WHAT YOU SHOULD DO: Retype the records below exactly as they appear, but leave out any pictures.

[Data records]

========================================================================

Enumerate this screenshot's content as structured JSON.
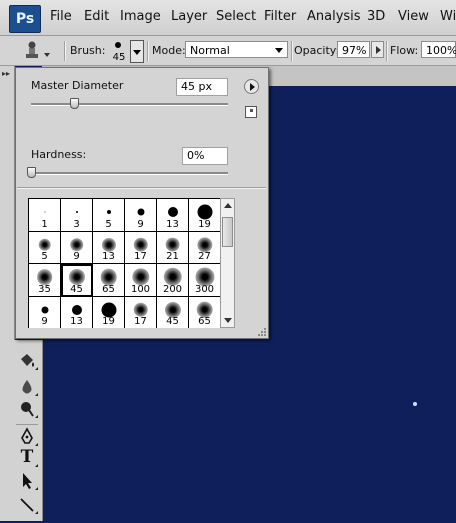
{
  "menubar": {
    "logo": "Ps",
    "items": [
      "File",
      "Edit",
      "Image",
      "Layer",
      "Select",
      "Filter",
      "Analysis",
      "3D",
      "View",
      "Wi"
    ]
  },
  "options_bar": {
    "brush_label": "Brush:",
    "brush_size": "45",
    "mode_label": "Mode:",
    "mode_value": "Normal",
    "opacity_label": "Opacity:",
    "opacity_value": "97%",
    "flow_label": "Flow:",
    "flow_value": "100%"
  },
  "brush_panel": {
    "master_diameter_label": "Master Diameter",
    "master_diameter_value": "45 px",
    "master_diameter_fraction": 0.22,
    "hardness_label": "Hardness:",
    "hardness_value": "0%",
    "hardness_fraction": 0.0,
    "selected_brush": "45",
    "presets": [
      {
        "size": "1",
        "style": "hard"
      },
      {
        "size": "3",
        "style": "hard"
      },
      {
        "size": "5",
        "style": "hard"
      },
      {
        "size": "9",
        "style": "hard"
      },
      {
        "size": "13",
        "style": "hard"
      },
      {
        "size": "19",
        "style": "hard"
      },
      {
        "size": "5",
        "style": "soft"
      },
      {
        "size": "9",
        "style": "soft"
      },
      {
        "size": "13",
        "style": "soft"
      },
      {
        "size": "17",
        "style": "soft"
      },
      {
        "size": "21",
        "style": "soft"
      },
      {
        "size": "27",
        "style": "soft"
      },
      {
        "size": "35",
        "style": "soft"
      },
      {
        "size": "45",
        "style": "soft"
      },
      {
        "size": "65",
        "style": "soft"
      },
      {
        "size": "100",
        "style": "soft"
      },
      {
        "size": "200",
        "style": "soft"
      },
      {
        "size": "300",
        "style": "soft"
      },
      {
        "size": "9",
        "style": "hard"
      },
      {
        "size": "13",
        "style": "hard"
      },
      {
        "size": "19",
        "style": "hard"
      },
      {
        "size": "17",
        "style": "soft"
      },
      {
        "size": "45",
        "style": "soft"
      },
      {
        "size": "65",
        "style": "soft"
      }
    ]
  },
  "tools": {
    "icons": [
      "paint-bucket-icon",
      "blur-drop-icon",
      "dodge-icon",
      "pen-tool-icon",
      "type-tool-icon",
      "path-selection-icon",
      "line-tool-icon"
    ],
    "type_glyph": "T"
  },
  "colors": {
    "canvas": "#0e1f5c",
    "ui_gray": "#d4d4d4",
    "ps_logo": "#1c4f8e"
  }
}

========================================================================

THE OUTPUT:
Enumerate this screenshot's content as structured JSON.
{
  "menubar": {
    "logo": "Ps",
    "items": [
      "File",
      "Edit",
      "Image",
      "Layer",
      "Select",
      "Filter",
      "Analysis",
      "3D",
      "View",
      "Wi"
    ]
  },
  "options_bar": {
    "brush_label": "Brush:",
    "brush_size": "45",
    "mode_label": "Mode:",
    "mode_value": "Normal",
    "opacity_label": "Opacity:",
    "opacity_value": "97%",
    "flow_label": "Flow:",
    "flow_value": "100%"
  },
  "brush_panel": {
    "master_diameter_label": "Master Diameter",
    "master_diameter_value": "45 px",
    "master_diameter_fraction": 0.22,
    "hardness_label": "Hardness:",
    "hardness_value": "0%",
    "hardness_fraction": 0.0,
    "selected_brush": "45",
    "presets": [
      {
        "size": "1",
        "style": "hard"
      },
      {
        "size": "3",
        "style": "hard"
      },
      {
        "size": "5",
        "style": "hard"
      },
      {
        "size": "9",
        "style": "hard"
      },
      {
        "size": "13",
        "style": "hard"
      },
      {
        "size": "19",
        "style": "hard"
      },
      {
        "size": "5",
        "style": "soft"
      },
      {
        "size": "9",
        "style": "soft"
      },
      {
        "size": "13",
        "style": "soft"
      },
      {
        "size": "17",
        "style": "soft"
      },
      {
        "size": "21",
        "style": "soft"
      },
      {
        "size": "27",
        "style": "soft"
      },
      {
        "size": "35",
        "style": "soft"
      },
      {
        "size": "45",
        "style": "soft"
      },
      {
        "size": "65",
        "style": "soft"
      },
      {
        "size": "100",
        "style": "soft"
      },
      {
        "size": "200",
        "style": "soft"
      },
      {
        "size": "300",
        "style": "soft"
      },
      {
        "size": "9",
        "style": "hard"
      },
      {
        "size": "13",
        "style": "hard"
      },
      {
        "size": "19",
        "style": "hard"
      },
      {
        "size": "17",
        "style": "soft"
      },
      {
        "size": "45",
        "style": "soft"
      },
      {
        "size": "65",
        "style": "soft"
      }
    ]
  },
  "tools": {
    "icons": [
      "paint-bucket-icon",
      "blur-drop-icon",
      "dodge-icon",
      "pen-tool-icon",
      "type-tool-icon",
      "path-selection-icon",
      "line-tool-icon"
    ],
    "type_glyph": "T"
  },
  "colors": {
    "canvas": "#0e1f5c",
    "ui_gray": "#d4d4d4",
    "ps_logo": "#1c4f8e"
  }
}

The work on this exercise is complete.